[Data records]
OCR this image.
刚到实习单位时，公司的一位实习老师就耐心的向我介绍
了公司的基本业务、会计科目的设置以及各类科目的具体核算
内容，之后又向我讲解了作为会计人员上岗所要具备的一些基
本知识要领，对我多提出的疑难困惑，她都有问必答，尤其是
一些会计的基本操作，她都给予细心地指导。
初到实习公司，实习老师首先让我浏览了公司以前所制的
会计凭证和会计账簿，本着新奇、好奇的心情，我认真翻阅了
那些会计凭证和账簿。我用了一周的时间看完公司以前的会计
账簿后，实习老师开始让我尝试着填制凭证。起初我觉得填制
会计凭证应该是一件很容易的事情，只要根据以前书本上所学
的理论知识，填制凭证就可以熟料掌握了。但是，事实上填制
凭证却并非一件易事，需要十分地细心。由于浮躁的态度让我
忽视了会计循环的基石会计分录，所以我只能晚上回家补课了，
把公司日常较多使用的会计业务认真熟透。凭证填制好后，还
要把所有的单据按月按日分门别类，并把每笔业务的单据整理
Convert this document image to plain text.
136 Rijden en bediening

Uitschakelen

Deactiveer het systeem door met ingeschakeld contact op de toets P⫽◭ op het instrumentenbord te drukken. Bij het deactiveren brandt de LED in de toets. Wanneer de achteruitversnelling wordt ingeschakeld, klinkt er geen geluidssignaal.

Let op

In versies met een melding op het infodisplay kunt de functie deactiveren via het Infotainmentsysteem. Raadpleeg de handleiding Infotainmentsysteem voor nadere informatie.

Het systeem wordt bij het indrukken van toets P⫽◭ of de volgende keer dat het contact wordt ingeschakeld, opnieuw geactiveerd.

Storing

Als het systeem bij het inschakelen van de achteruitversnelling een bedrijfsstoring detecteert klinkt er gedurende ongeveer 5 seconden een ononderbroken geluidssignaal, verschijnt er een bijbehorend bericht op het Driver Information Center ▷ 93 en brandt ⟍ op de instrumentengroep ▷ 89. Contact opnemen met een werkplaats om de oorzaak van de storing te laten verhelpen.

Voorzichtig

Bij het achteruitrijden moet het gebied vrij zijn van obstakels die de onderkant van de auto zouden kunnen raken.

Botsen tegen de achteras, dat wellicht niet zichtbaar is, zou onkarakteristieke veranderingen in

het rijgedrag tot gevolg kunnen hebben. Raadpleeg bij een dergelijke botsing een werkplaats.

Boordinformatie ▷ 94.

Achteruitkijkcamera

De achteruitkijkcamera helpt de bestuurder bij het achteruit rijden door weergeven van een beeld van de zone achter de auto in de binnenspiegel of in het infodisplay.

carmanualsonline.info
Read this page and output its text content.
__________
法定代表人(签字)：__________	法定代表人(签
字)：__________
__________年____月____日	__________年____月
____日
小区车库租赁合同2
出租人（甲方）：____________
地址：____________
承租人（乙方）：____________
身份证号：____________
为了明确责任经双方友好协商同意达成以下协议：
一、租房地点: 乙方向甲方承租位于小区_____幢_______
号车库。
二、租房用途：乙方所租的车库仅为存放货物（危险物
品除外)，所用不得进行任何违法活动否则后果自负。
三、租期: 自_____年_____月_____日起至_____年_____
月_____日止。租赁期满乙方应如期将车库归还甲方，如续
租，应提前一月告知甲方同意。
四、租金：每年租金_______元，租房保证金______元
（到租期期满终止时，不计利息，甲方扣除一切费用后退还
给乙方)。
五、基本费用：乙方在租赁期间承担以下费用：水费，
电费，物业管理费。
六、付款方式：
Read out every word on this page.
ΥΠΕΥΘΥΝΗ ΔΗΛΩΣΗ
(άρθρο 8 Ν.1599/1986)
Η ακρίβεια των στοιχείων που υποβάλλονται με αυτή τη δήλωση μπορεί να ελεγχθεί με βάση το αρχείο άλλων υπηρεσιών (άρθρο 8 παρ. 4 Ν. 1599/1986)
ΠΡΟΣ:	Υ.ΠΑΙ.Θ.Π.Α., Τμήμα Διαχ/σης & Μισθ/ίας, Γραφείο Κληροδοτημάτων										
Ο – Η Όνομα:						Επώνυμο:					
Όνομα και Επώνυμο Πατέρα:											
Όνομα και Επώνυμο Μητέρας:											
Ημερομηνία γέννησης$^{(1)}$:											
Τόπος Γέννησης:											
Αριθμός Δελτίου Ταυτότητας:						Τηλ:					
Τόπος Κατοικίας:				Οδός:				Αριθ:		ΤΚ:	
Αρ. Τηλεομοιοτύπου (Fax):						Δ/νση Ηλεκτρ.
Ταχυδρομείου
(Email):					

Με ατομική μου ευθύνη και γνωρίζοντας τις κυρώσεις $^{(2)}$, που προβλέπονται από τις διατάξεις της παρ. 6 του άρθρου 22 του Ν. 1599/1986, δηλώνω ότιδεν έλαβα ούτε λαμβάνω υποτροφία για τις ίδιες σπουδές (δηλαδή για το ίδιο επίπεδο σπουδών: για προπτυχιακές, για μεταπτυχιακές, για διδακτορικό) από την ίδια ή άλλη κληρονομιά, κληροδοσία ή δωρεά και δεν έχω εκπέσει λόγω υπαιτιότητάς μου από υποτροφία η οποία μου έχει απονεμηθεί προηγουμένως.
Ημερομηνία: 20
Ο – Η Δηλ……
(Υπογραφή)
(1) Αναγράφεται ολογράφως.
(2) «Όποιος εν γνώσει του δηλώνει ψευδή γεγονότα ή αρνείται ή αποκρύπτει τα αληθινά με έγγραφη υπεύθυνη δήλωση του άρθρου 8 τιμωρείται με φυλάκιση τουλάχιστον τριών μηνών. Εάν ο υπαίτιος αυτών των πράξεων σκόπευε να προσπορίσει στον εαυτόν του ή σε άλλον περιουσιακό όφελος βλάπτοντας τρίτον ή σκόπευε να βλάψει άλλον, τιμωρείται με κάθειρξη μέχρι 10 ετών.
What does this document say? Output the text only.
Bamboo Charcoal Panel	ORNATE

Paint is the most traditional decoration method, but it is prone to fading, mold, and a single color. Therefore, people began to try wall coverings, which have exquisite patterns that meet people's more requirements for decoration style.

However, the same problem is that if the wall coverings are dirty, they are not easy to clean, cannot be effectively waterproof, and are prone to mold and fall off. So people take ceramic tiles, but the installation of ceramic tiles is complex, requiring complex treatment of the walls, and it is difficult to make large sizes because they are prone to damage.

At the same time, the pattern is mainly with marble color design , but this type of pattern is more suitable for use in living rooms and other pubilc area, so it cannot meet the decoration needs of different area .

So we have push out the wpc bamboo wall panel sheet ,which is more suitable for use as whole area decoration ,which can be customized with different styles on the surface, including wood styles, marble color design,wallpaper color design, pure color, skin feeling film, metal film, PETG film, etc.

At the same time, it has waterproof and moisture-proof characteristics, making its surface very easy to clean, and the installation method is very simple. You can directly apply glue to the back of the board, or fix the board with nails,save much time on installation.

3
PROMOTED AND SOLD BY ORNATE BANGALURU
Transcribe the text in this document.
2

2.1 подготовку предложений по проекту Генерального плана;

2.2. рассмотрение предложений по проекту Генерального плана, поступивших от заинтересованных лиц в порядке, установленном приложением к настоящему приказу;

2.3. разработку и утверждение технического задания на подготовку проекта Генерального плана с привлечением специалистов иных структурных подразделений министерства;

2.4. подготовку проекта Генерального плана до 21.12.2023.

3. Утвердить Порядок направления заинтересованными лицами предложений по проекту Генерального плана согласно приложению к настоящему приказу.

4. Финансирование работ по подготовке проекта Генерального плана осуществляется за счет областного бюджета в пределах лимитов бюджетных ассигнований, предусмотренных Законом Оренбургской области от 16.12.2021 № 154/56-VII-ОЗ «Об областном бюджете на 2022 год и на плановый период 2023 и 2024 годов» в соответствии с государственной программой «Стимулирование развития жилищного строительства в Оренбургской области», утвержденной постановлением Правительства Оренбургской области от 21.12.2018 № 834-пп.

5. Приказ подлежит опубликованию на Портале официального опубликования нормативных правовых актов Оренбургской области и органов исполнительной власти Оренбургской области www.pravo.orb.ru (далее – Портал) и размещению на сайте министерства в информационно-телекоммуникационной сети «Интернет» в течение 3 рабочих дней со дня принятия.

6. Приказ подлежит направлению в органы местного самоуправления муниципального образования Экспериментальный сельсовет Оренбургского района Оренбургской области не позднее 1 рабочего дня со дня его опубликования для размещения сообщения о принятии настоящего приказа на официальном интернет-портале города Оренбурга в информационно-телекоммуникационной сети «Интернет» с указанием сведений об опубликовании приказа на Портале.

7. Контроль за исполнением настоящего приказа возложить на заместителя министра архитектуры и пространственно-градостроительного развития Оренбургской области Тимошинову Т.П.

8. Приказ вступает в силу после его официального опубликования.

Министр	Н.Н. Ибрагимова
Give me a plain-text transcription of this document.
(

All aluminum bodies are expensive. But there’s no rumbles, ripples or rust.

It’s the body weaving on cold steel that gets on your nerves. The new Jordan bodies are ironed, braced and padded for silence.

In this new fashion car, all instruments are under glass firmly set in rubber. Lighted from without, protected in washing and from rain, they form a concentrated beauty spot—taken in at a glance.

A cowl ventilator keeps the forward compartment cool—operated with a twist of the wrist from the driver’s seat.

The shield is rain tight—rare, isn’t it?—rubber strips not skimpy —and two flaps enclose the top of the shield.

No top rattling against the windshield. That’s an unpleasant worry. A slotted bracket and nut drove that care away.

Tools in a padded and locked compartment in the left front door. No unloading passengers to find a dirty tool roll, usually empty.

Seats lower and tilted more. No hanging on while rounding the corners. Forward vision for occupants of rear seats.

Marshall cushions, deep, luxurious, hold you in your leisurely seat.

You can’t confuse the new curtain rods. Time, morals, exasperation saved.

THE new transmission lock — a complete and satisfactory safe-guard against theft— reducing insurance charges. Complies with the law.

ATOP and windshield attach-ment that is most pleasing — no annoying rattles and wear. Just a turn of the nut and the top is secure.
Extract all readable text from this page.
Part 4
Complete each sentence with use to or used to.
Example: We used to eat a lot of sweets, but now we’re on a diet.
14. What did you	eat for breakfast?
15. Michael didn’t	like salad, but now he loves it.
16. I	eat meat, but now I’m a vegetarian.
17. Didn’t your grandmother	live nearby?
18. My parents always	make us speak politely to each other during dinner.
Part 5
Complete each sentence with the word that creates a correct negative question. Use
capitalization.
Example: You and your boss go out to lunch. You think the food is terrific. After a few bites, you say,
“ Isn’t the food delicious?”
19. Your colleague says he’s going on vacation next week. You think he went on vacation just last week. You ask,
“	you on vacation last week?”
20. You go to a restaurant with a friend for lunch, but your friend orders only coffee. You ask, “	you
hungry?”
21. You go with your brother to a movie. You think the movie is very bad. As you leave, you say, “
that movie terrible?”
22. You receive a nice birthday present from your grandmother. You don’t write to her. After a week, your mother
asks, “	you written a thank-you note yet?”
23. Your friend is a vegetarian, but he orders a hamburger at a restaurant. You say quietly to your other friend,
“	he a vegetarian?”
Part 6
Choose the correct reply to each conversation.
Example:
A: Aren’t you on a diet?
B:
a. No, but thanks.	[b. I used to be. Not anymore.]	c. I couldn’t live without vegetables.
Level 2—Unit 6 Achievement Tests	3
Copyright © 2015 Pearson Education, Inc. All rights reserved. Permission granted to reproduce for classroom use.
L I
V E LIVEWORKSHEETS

REQUIRED TASK:
Write out every line from the entries where "Τόπος" appears.

CORRECT RESPONSE:
Τόπος Γέννησης:											
Τόπος Κατοικίας:				Οδός:				Αριθ:		ΤΚ:	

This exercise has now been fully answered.